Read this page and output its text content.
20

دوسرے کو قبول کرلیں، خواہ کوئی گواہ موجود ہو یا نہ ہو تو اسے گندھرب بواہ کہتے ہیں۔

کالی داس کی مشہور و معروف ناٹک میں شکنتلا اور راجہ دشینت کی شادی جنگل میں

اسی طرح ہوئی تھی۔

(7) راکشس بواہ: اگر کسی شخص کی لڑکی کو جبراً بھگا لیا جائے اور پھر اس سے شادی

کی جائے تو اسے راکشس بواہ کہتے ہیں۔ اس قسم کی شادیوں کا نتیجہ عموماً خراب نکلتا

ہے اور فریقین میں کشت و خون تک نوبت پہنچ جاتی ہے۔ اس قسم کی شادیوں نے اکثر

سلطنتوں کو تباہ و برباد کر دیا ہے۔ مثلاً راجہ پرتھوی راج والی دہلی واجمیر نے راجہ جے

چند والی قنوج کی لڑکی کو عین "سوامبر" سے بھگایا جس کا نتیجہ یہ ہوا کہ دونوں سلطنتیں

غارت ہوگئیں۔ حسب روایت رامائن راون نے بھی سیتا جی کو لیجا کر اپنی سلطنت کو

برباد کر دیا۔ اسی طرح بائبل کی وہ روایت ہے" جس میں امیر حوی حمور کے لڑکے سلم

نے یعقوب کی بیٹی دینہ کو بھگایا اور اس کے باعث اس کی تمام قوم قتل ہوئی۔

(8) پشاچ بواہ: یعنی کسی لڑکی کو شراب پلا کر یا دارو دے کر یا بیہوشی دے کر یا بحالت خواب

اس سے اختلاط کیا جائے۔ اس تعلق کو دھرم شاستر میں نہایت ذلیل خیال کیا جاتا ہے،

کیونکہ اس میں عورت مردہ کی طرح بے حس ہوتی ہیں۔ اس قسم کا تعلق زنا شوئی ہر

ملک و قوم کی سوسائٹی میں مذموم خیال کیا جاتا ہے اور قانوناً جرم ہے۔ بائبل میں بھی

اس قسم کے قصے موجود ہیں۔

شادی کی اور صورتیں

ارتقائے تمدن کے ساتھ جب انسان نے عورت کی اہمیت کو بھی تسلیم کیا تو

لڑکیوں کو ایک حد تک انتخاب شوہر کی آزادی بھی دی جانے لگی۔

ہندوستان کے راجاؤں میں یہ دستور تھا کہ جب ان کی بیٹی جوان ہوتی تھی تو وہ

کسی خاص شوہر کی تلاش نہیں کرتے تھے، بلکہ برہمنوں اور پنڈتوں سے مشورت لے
--
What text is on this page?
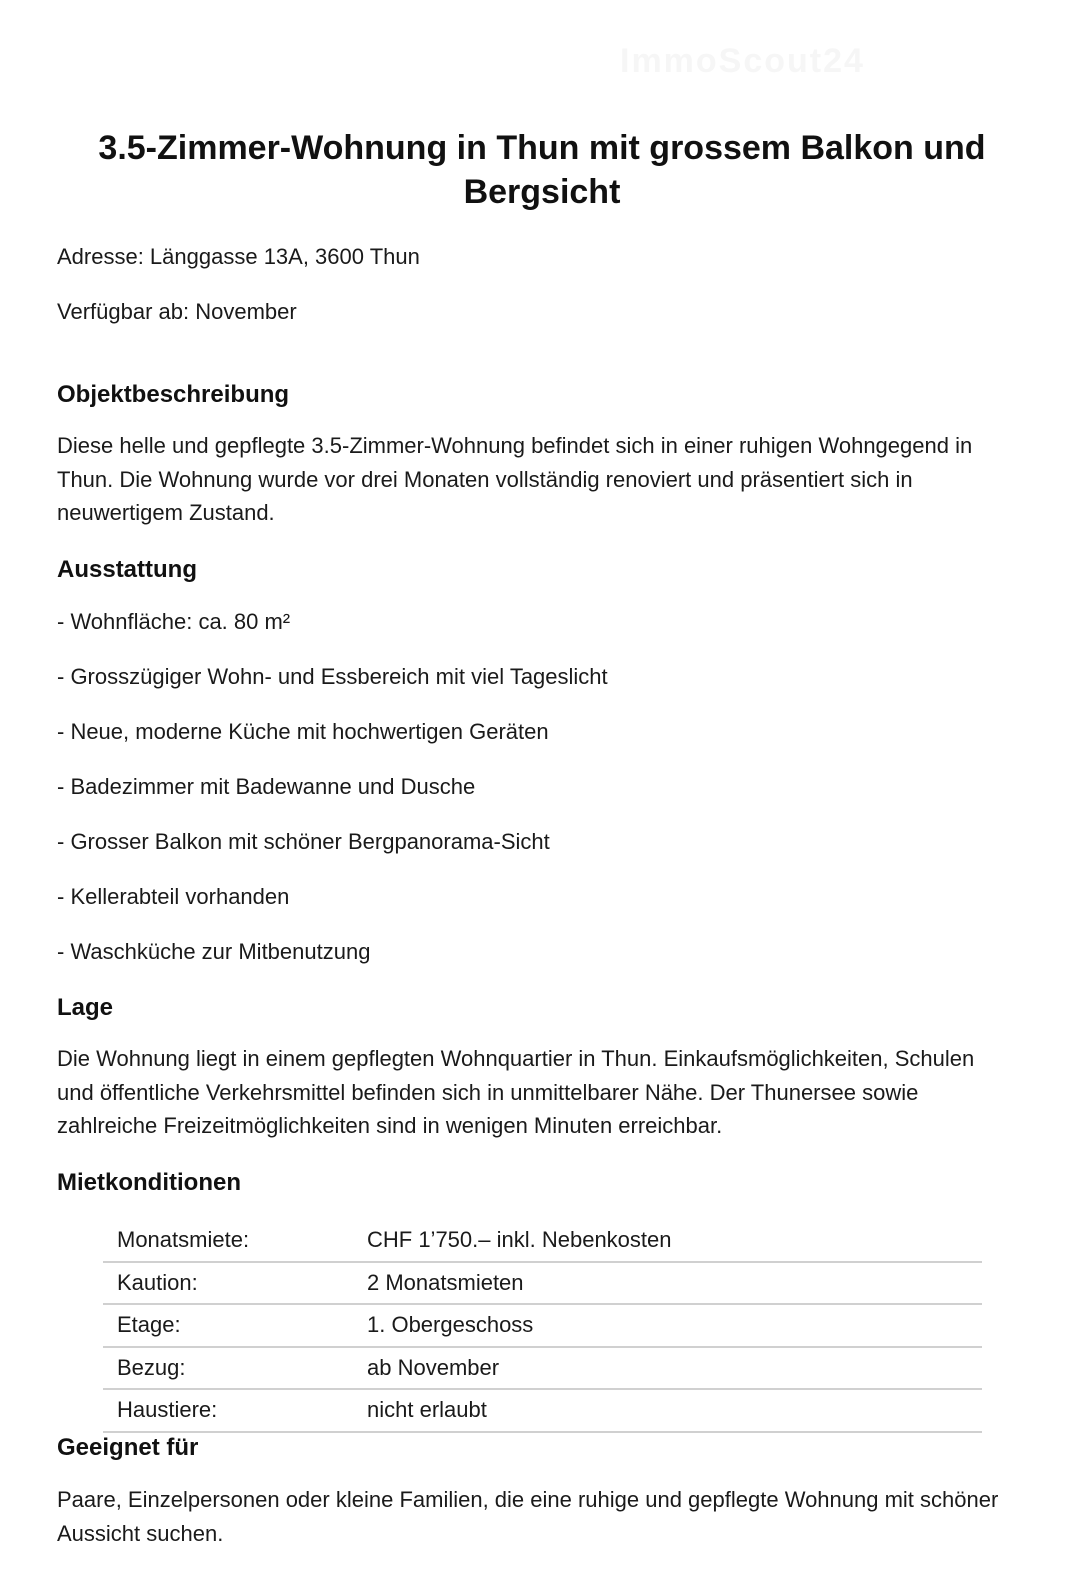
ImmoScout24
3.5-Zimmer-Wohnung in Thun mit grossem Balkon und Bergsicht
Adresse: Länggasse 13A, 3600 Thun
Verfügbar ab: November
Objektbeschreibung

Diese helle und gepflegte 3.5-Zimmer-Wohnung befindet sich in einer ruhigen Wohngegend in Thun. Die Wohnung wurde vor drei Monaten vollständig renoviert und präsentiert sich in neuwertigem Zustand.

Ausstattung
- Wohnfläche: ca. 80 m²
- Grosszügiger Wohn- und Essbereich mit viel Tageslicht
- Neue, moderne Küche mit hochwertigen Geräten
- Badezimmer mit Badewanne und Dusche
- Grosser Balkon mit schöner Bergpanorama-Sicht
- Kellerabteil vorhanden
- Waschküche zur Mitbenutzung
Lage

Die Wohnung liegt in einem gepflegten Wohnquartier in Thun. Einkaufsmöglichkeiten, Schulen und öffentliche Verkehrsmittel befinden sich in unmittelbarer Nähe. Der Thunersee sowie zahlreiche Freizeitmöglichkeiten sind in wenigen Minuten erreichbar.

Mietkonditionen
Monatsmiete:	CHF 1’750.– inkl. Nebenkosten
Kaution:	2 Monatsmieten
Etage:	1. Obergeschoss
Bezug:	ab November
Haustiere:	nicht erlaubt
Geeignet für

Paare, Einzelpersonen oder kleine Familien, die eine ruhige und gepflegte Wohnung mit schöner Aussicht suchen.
...
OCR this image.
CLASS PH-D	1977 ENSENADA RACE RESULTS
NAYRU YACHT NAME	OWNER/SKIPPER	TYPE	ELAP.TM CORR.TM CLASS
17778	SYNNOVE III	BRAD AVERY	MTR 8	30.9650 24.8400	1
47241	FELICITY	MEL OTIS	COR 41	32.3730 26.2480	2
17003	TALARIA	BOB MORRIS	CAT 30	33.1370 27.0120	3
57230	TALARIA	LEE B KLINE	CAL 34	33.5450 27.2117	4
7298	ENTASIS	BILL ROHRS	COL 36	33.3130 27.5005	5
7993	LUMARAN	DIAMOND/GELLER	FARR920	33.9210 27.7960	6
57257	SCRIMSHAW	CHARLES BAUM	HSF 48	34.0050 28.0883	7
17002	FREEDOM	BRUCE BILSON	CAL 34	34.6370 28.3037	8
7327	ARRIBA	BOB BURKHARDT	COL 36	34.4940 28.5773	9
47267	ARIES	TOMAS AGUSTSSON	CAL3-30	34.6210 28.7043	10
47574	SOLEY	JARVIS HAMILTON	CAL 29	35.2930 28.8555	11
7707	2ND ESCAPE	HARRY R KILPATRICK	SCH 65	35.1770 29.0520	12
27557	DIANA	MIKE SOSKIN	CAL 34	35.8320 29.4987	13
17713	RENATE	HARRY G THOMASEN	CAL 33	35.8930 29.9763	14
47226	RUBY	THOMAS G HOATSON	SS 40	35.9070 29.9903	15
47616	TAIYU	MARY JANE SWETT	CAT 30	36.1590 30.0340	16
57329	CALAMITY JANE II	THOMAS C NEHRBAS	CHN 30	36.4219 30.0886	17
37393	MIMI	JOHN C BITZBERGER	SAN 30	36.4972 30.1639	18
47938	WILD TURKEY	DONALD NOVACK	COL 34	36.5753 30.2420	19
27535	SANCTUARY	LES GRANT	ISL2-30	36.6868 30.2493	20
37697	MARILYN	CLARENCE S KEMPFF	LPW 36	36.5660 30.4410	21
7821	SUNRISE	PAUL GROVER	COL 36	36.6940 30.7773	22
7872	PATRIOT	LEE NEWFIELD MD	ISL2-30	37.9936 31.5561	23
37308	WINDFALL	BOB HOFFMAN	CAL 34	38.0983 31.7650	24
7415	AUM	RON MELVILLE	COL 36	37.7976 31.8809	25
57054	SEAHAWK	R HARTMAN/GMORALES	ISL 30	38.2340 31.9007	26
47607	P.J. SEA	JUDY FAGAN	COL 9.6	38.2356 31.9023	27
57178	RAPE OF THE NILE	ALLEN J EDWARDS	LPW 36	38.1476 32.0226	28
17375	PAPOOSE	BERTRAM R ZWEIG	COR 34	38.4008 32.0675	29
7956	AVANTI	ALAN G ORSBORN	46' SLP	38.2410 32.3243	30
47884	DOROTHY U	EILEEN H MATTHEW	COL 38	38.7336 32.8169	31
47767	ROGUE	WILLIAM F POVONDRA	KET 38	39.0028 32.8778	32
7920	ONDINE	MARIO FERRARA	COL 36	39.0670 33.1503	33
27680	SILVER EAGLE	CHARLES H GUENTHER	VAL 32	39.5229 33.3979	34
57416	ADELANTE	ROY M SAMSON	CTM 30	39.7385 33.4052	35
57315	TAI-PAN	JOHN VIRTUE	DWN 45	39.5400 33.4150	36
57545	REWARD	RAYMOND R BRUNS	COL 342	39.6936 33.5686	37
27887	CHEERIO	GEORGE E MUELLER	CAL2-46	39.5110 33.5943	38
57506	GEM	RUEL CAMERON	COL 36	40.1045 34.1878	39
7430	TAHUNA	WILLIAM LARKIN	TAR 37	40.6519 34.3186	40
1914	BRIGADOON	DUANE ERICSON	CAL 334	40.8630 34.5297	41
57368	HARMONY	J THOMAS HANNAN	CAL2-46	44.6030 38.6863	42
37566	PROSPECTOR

#### TASK OBJECTIVE:
The word "Balkon" may occur in lines of the records. Report how many such lines there are, giving only the number.

#### THE SOLUTION:
2